| Task requirements |
Look below. Copy each line that has "계획이다" in it.

| Raw records |
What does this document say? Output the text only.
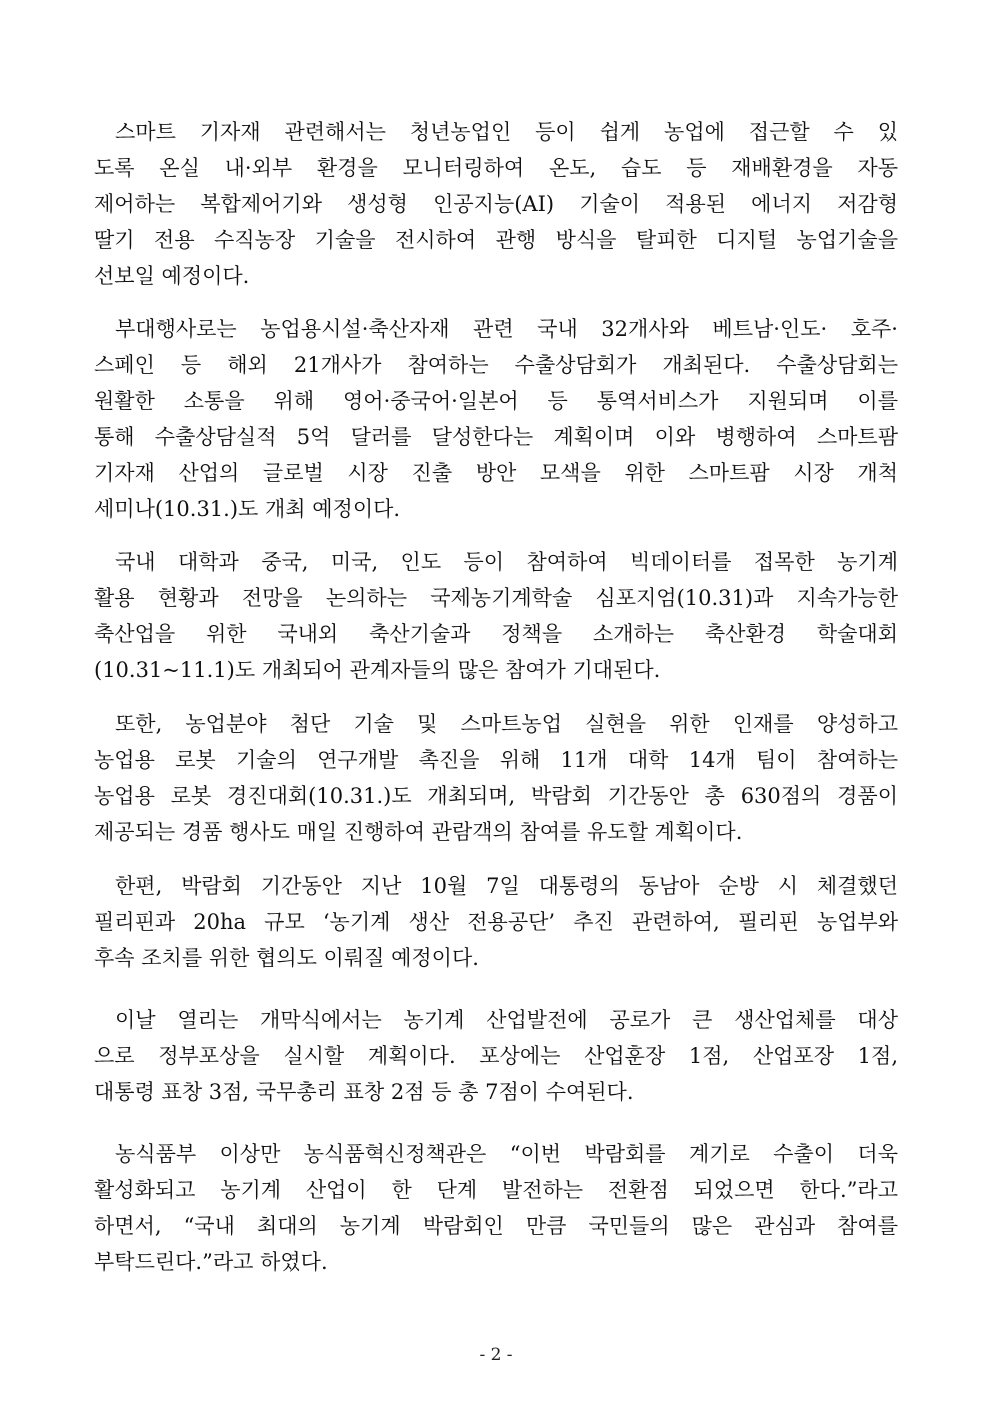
스마트 기자재 관련해서는 청년농업인 등이 쉽게 농업에 접근할 수 있
도록 온실 내·외부 환경을 모니터링하여 온도, 습도 등 재배환경을 자동
제어하는 복합제어기와 생성형 인공지능(AI) 기술이 적용된 에너지 저감형
딸기 전용 수직농장 기술을 전시하여 관행 방식을 탈피한 디지털 농업기술을
선보일 예정이다.
부대행사로는 농업용시설·축산자재 관련 국내 32개사와 베트남·인도· 호주·
스페인 등 해외 21개사가 참여하는 수출상담회가 개최된다. 수출상담회는
원활한 소통을 위해 영어·중국어·일본어 등 통역서비스가 지원되며 이를
통해 수출상담실적 5억 달러를 달성한다는 계획이며 이와 병행하여 스마트팜
기자재 산업의 글로벌 시장 진출 방안 모색을 위한 스마트팜 시장 개척
세미나(10.31.)도 개최 예정이다.
국내 대학과 중국, 미국, 인도 등이 참여하여 빅데이터를 접목한 농기계
활용 현황과 전망을 논의하는 국제농기계학술 심포지엄(10.31)과 지속가능한
축산업을 위한 국내외 축산기술과 정책을 소개하는 축산환경 학술대회
(10.31~11.1)도 개최되어 관계자들의 많은 참여가 기대된다.
또한, 농업분야 첨단 기술 및 스마트농업 실현을 위한 인재를 양성하고
농업용 로봇 기술의 연구개발 촉진을 위해 11개 대학 14개 팀이 참여하는
농업용 로봇 경진대회(10.31.)도 개최되며, 박람회 기간동안 총 630점의 경품이
제공되는 경품 행사도 매일 진행하여 관람객의 참여를 유도할 계획이다.
한편, 박람회 기간동안 지난 10월 7일 대통령의 동남아 순방 시 체결했던
필리핀과 20ha 규모 ‘농기계 생산 전용공단’ 추진 관련하여, 필리핀 농업부와
후속 조치를 위한 협의도 이뤄질 예정이다.
이날 열리는 개막식에서는 농기계 산업발전에 공로가 큰 생산업체를 대상
으로 정부포상을 실시할 계획이다. 포상에는 산업훈장 1점, 산업포장 1점,
대통령 표창 3점, 국무총리 표창 2점 등 총 7점이 수여된다.
농식품부 이상만 농식품혁신정책관은 “이번 박람회를 계기로 수출이 더욱
활성화되고 농기계 산업이 한 단계 발전하는 전환점 되었으면 한다.”라고
하면서, “국내 최대의 농기계 박람회인 만큼 국민들의 많은 관심과 참여를
부탁드린다.”라고 하였다.
- 2 -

| Correct result |
제공되는 경품 행사도 매일 진행하여 관람객의 참여를 유도할 계획이다.
으로 정부포상을 실시할 계획이다. 포상에는 산업훈장 1점, 산업포장 1점,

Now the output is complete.